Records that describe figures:
— BEGIN —
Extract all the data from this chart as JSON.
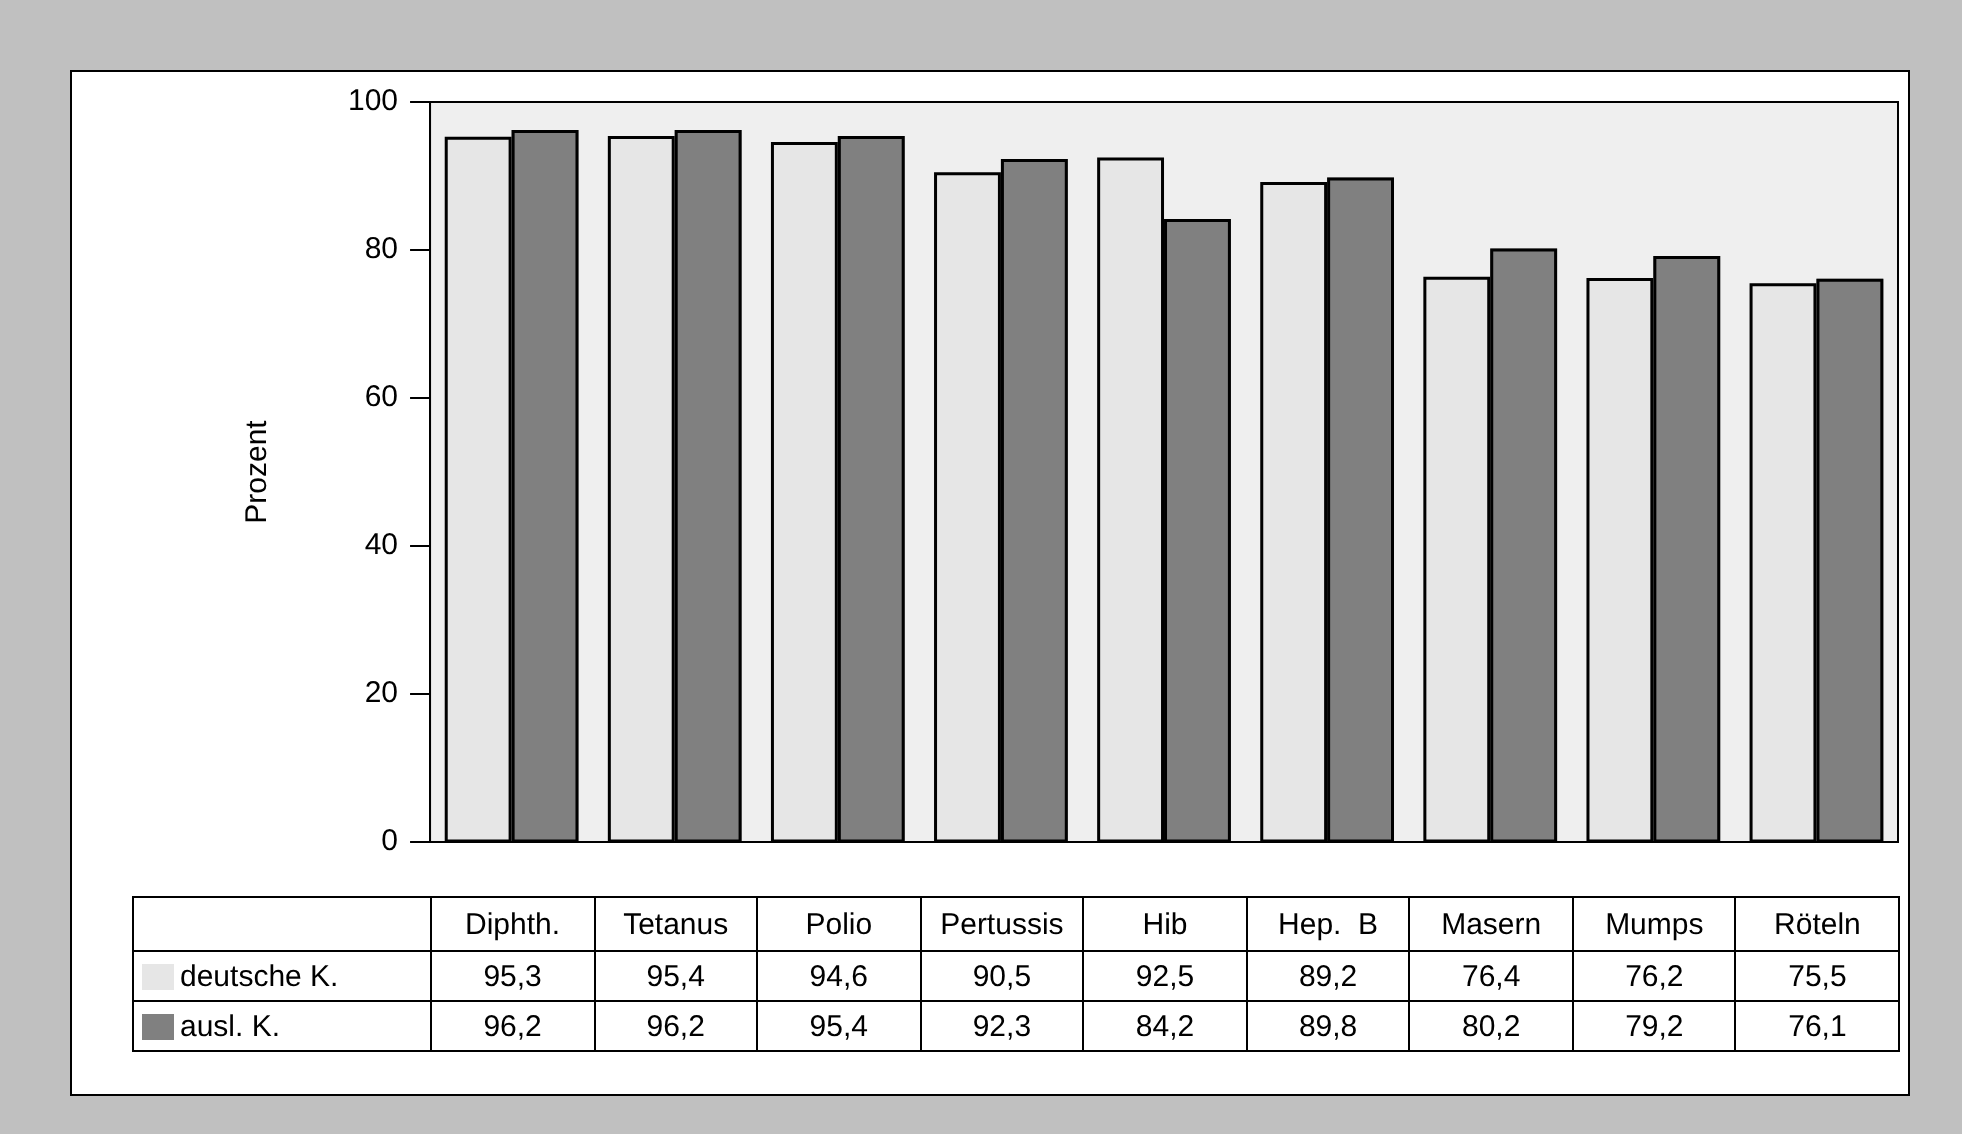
{
  "chart_data": {
    "type": "bar",
    "ylabel": "Prozent",
    "categories": [
      "Diphth.",
      "Tetanus",
      "Polio",
      "Pertussis",
      "Hib",
      "Hep.  B",
      "Masern",
      "Mumps",
      "Röteln"
    ],
    "series": [
      {
        "name": "deutsche K.",
        "color": "#e6e6e6",
        "values": [
          95.3,
          95.4,
          94.6,
          90.5,
          92.5,
          89.2,
          76.4,
          76.2,
          75.5
        ],
        "value_labels": [
          "95,3",
          "95,4",
          "94,6",
          "90,5",
          "92,5",
          "89,2",
          "76,4",
          "76,2",
          "75,5"
        ]
      },
      {
        "name": "ausl. K.",
        "color": "#808080",
        "values": [
          96.2,
          96.2,
          95.4,
          92.3,
          84.2,
          89.8,
          80.2,
          79.2,
          76.1
        ],
        "value_labels": [
          "96,2",
          "96,2",
          "95,4",
          "92,3",
          "84,2",
          "89,8",
          "80,2",
          "79,2",
          "76,1"
        ]
      }
    ],
    "ylim": [
      0,
      100
    ],
    "yticks": [
      0,
      20,
      40,
      60,
      80,
      100
    ],
    "grid": false,
    "legend": "bottom"
  }
}
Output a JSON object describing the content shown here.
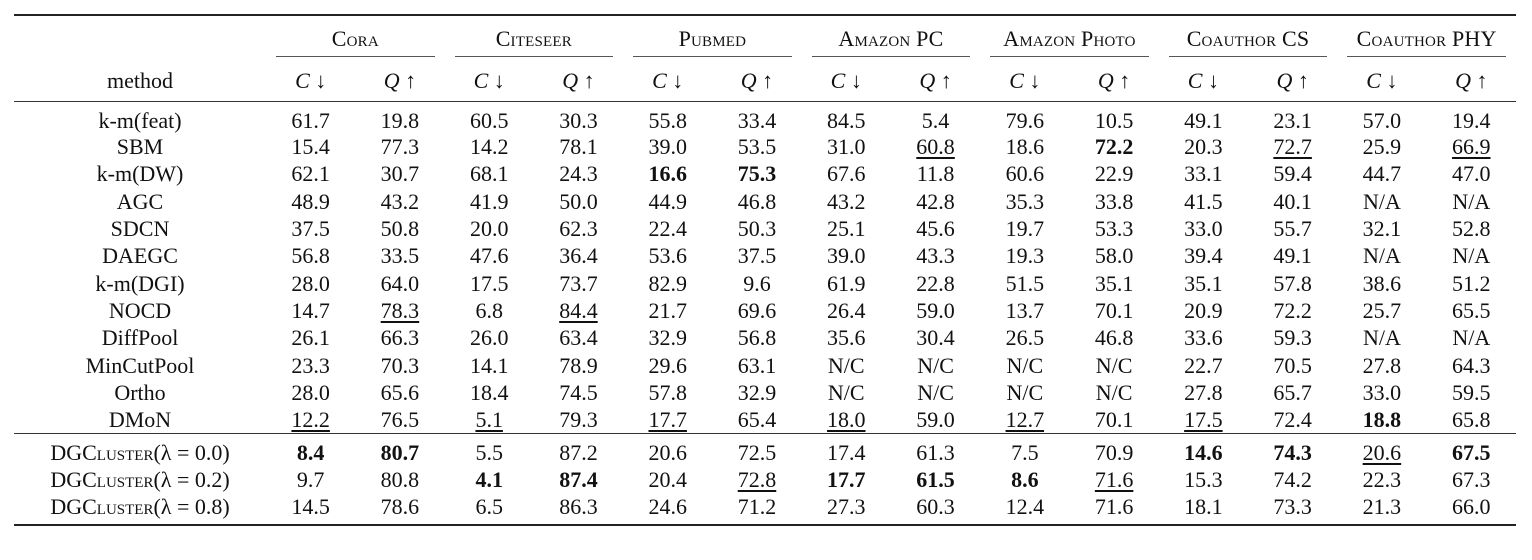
{
  "datasets": [
    "Cora",
    "Citeseer",
    "Pubmed",
    "Amazon PC",
    "Amazon Photo",
    "Coauthor CS",
    "Coauthor PHY"
  ],
  "method_header": "method",
  "metric_headers": [
    "C ↓",
    "Q ↑"
  ],
  "baselines": [
    {
      "name": "k-m(feat)",
      "values": [
        "61.7",
        "19.8",
        "60.5",
        "30.3",
        "55.8",
        "33.4",
        "84.5",
        "5.4",
        "79.6",
        "10.5",
        "49.1",
        "23.1",
        "57.0",
        "19.4"
      ],
      "bold": [],
      "underline": []
    },
    {
      "name": "SBM",
      "values": [
        "15.4",
        "77.3",
        "14.2",
        "78.1",
        "39.0",
        "53.5",
        "31.0",
        "60.8",
        "18.6",
        "72.2",
        "20.3",
        "72.7",
        "25.9",
        "66.9"
      ],
      "bold": [
        9
      ],
      "underline": [
        7,
        11,
        13
      ]
    },
    {
      "name": "k-m(DW)",
      "values": [
        "62.1",
        "30.7",
        "68.1",
        "24.3",
        "16.6",
        "75.3",
        "67.6",
        "11.8",
        "60.6",
        "22.9",
        "33.1",
        "59.4",
        "44.7",
        "47.0"
      ],
      "bold": [
        4,
        5
      ],
      "underline": []
    },
    {
      "name": "AGC",
      "values": [
        "48.9",
        "43.2",
        "41.9",
        "50.0",
        "44.9",
        "46.8",
        "43.2",
        "42.8",
        "35.3",
        "33.8",
        "41.5",
        "40.1",
        "N/A",
        "N/A"
      ],
      "bold": [],
      "underline": []
    },
    {
      "name": "SDCN",
      "values": [
        "37.5",
        "50.8",
        "20.0",
        "62.3",
        "22.4",
        "50.3",
        "25.1",
        "45.6",
        "19.7",
        "53.3",
        "33.0",
        "55.7",
        "32.1",
        "52.8"
      ],
      "bold": [],
      "underline": []
    },
    {
      "name": "DAEGC",
      "values": [
        "56.8",
        "33.5",
        "47.6",
        "36.4",
        "53.6",
        "37.5",
        "39.0",
        "43.3",
        "19.3",
        "58.0",
        "39.4",
        "49.1",
        "N/A",
        "N/A"
      ],
      "bold": [],
      "underline": []
    },
    {
      "name": "k-m(DGI)",
      "values": [
        "28.0",
        "64.0",
        "17.5",
        "73.7",
        "82.9",
        "9.6",
        "61.9",
        "22.8",
        "51.5",
        "35.1",
        "35.1",
        "57.8",
        "38.6",
        "51.2"
      ],
      "bold": [],
      "underline": []
    },
    {
      "name": "NOCD",
      "values": [
        "14.7",
        "78.3",
        "6.8",
        "84.4",
        "21.7",
        "69.6",
        "26.4",
        "59.0",
        "13.7",
        "70.1",
        "20.9",
        "72.2",
        "25.7",
        "65.5"
      ],
      "bold": [],
      "underline": [
        1,
        3
      ]
    },
    {
      "name": "DiffPool",
      "values": [
        "26.1",
        "66.3",
        "26.0",
        "63.4",
        "32.9",
        "56.8",
        "35.6",
        "30.4",
        "26.5",
        "46.8",
        "33.6",
        "59.3",
        "N/A",
        "N/A"
      ],
      "bold": [],
      "underline": []
    },
    {
      "name": "MinCutPool",
      "values": [
        "23.3",
        "70.3",
        "14.1",
        "78.9",
        "29.6",
        "63.1",
        "N/C",
        "N/C",
        "N/C",
        "N/C",
        "22.7",
        "70.5",
        "27.8",
        "64.3"
      ],
      "bold": [],
      "underline": []
    },
    {
      "name": "Ortho",
      "values": [
        "28.0",
        "65.6",
        "18.4",
        "74.5",
        "57.8",
        "32.9",
        "N/C",
        "N/C",
        "N/C",
        "N/C",
        "27.8",
        "65.7",
        "33.0",
        "59.5"
      ],
      "bold": [],
      "underline": []
    },
    {
      "name": "DMoN",
      "values": [
        "12.2",
        "76.5",
        "5.1",
        "79.3",
        "17.7",
        "65.4",
        "18.0",
        "59.0",
        "12.7",
        "70.1",
        "17.5",
        "72.4",
        "18.8",
        "65.8"
      ],
      "bold": [
        12
      ],
      "underline": [
        0,
        2,
        4,
        6,
        8,
        10
      ]
    }
  ],
  "ours": [
    {
      "name_prefix": "DGCluster",
      "name_suffix": "(λ = 0.0)",
      "values": [
        "8.4",
        "80.7",
        "5.5",
        "87.2",
        "20.6",
        "72.5",
        "17.4",
        "61.3",
        "7.5",
        "70.9",
        "14.6",
        "74.3",
        "20.6",
        "67.5"
      ],
      "bold": [
        0,
        1,
        10,
        11,
        13
      ],
      "underline": [
        12
      ]
    },
    {
      "name_prefix": "DGCluster",
      "name_suffix": "(λ = 0.2)",
      "values": [
        "9.7",
        "80.8",
        "4.1",
        "87.4",
        "20.4",
        "72.8",
        "17.7",
        "61.5",
        "8.6",
        "71.6",
        "15.3",
        "74.2",
        "22.3",
        "67.3"
      ],
      "bold": [
        2,
        3,
        6,
        7,
        8
      ],
      "underline": [
        5,
        9
      ]
    },
    {
      "name_prefix": "DGCluster",
      "name_suffix": "(λ = 0.8)",
      "values": [
        "14.5",
        "78.6",
        "6.5",
        "86.3",
        "24.6",
        "71.2",
        "27.3",
        "60.3",
        "12.4",
        "71.6",
        "18.1",
        "73.3",
        "21.3",
        "66.0"
      ],
      "bold": [],
      "underline": []
    }
  ]
}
— END —
**SET EXERCISE**
Return the whole listing, word for word, and leave out every picture.

**FINISHED ANSWER**
Extract all the data from this chart as JSON.
{
  "chart_data": {
    "type": "bar",
    "ylabel": "Prozent",
    "categories": [
      "Diphth.",
      "Tetanus",
      "Polio",
      "Pertussis",
      "Hib",
      "Hep.  B",
      "Masern",
      "Mumps",
      "Röteln"
    ],
    "series": [
      {
        "name": "deutsche K.",
        "color": "#e6e6e6",
        "values": [
          95.3,
          95.4,
          94.6,
          90.5,
          92.5,
          89.2,
          76.4,
          76.2,
          75.5
        ],
        "value_labels": [
          "95,3",
          "95,4",
          "94,6",
          "90,5",
          "92,5",
          "89,2",
          "76,4",
          "76,2",
          "75,5"
        ]
      },
      {
        "name": "ausl. K.",
        "color": "#808080",
        "values": [
          96.2,
          96.2,
          95.4,
          92.3,
          84.2,
          89.8,
          80.2,
          79.2,
          76.1
        ],
        "value_labels": [
          "96,2",
          "96,2",
          "95,4",
          "92,3",
          "84,2",
          "89,8",
          "80,2",
          "79,2",
          "76,1"
        ]
      }
    ],
    "ylim": [
      0,
      100
    ],
    "yticks": [
      0,
      20,
      40,
      60,
      80,
      100
    ],
    "grid": false,
    "legend": "bottom"
  }
}
Output a JSON object describing the content shown here.
{
  "datasets": [
    "Cora",
    "Citeseer",
    "Pubmed",
    "Amazon PC",
    "Amazon Photo",
    "Coauthor CS",
    "Coauthor PHY"
  ],
  "method_header": "method",
  "metric_headers": [
    "C ↓",
    "Q ↑"
  ],
  "baselines": [
    {
      "name": "k-m(feat)",
      "values": [
        "61.7",
        "19.8",
        "60.5",
        "30.3",
        "55.8",
        "33.4",
        "84.5",
        "5.4",
        "79.6",
        "10.5",
        "49.1",
        "23.1",
        "57.0",
        "19.4"
      ],
      "bold": [],
      "underline": []
    },
    {
      "name": "SBM",
      "values": [
        "15.4",
        "77.3",
        "14.2",
        "78.1",
        "39.0",
        "53.5",
        "31.0",
        "60.8",
        "18.6",
        "72.2",
        "20.3",
        "72.7",
        "25.9",
        "66.9"
      ],
      "bold": [
        9
      ],
      "underline": [
        7,
        11,
        13
      ]
    },
    {
      "name": "k-m(DW)",
      "values": [
        "62.1",
        "30.7",
        "68.1",
        "24.3",
        "16.6",
        "75.3",
        "67.6",
        "11.8",
        "60.6",
        "22.9",
        "33.1",
        "59.4",
        "44.7",
        "47.0"
      ],
      "bold": [
        4,
        5
      ],
      "underline": []
    },
    {
      "name": "AGC",
      "values": [
        "48.9",
        "43.2",
        "41.9",
        "50.0",
        "44.9",
        "46.8",
        "43.2",
        "42.8",
        "35.3",
        "33.8",
        "41.5",
        "40.1",
        "N/A",
        "N/A"
      ],
      "bold": [],
      "underline": []
    },
    {
      "name": "SDCN",
      "values": [
        "37.5",
        "50.8",
        "20.0",
        "62.3",
        "22.4",
        "50.3",
        "25.1",
        "45.6",
        "19.7",
        "53.3",
        "33.0",
        "55.7",
        "32.1",
        "52.8"
      ],
      "bold": [],
      "underline": []
    },
    {
      "name": "DAEGC",
      "values": [
        "56.8",
        "33.5",
        "47.6",
        "36.4",
        "53.6",
        "37.5",
        "39.0",
        "43.3",
        "19.3",
        "58.0",
        "39.4",
        "49.1",
        "N/A",
        "N/A"
      ],
      "bold": [],
      "underline": []
    },
    {
      "name": "k-m(DGI)",
      "values": [
        "28.0",
        "64.0",
        "17.5",
        "73.7",
        "82.9",
        "9.6",
        "61.9",
        "22.8",
        "51.5",
        "35.1",
        "35.1",
        "57.8",
        "38.6",
        "51.2"
      ],
      "bold": [],
      "underline": []
    },
    {
      "name": "NOCD",
      "values": [
        "14.7",
        "78.3",
        "6.8",
        "84.4",
        "21.7",
        "69.6",
        "26.4",
        "59.0",
        "13.7",
        "70.1",
        "20.9",
        "72.2",
        "25.7",
        "65.5"
      ],
      "bold": [],
      "underline": [
        1,
        3
      ]
    },
    {
      "name": "DiffPool",
      "values": [
        "26.1",
        "66.3",
        "26.0",
        "63.4",
        "32.9",
        "56.8",
        "35.6",
        "30.4",
        "26.5",
        "46.8",
        "33.6",
        "59.3",
        "N/A",
        "N/A"
      ],
      "bold": [],
      "underline": []
    },
    {
      "name": "MinCutPool",
      "values": [
        "23.3",
        "70.3",
        "14.1",
        "78.9",
        "29.6",
        "63.1",
        "N/C",
        "N/C",
        "N/C",
        "N/C",
        "22.7",
        "70.5",
        "27.8",
        "64.3"
      ],
      "bold": [],
      "underline": []
    },
    {
      "name": "Ortho",
      "values": [
        "28.0",
        "65.6",
        "18.4",
        "74.5",
        "57.8",
        "32.9",
        "N/C",
        "N/C",
        "N/C",
        "N/C",
        "27.8",
        "65.7",
        "33.0",
        "59.5"
      ],
      "bold": [],
      "underline": []
    },
    {
      "name": "DMoN",
      "values": [
        "12.2",
        "76.5",
        "5.1",
        "79.3",
        "17.7",
        "65.4",
        "18.0",
        "59.0",
        "12.7",
        "70.1",
        "17.5",
        "72.4",
        "18.8",
        "65.8"
      ],
      "bold": [
        12
      ],
      "underline": [
        0,
        2,
        4,
        6,
        8,
        10
      ]
    }
  ],
  "ours": [
    {
      "name_prefix": "DGCluster",
      "name_suffix": "(λ = 0.0)",
      "values": [
        "8.4",
        "80.7",
        "5.5",
        "87.2",
        "20.6",
        "72.5",
        "17.4",
        "61.3",
        "7.5",
        "70.9",
        "14.6",
        "74.3",
        "20.6",
        "67.5"
      ],
      "bold": [
        0,
        1,
        10,
        11,
        13
      ],
      "underline": [
        12
      ]
    },
    {
      "name_prefix": "DGCluster",
      "name_suffix": "(λ = 0.2)",
      "values": [
        "9.7",
        "80.8",
        "4.1",
        "87.4",
        "20.4",
        "72.8",
        "17.7",
        "61.5",
        "8.6",
        "71.6",
        "15.3",
        "74.2",
        "22.3",
        "67.3"
      ],
      "bold": [
        2,
        3,
        6,
        7,
        8
      ],
      "underline": [
        5,
        9
      ]
    },
    {
      "name_prefix": "DGCluster",
      "name_suffix": "(λ = 0.8)",
      "values": [
        "14.5",
        "78.6",
        "6.5",
        "86.3",
        "24.6",
        "71.2",
        "27.3",
        "60.3",
        "12.4",
        "71.6",
        "18.1",
        "73.3",
        "21.3",
        "66.0"
      ],
      "bold": [],
      "underline": []
    }
  ]
}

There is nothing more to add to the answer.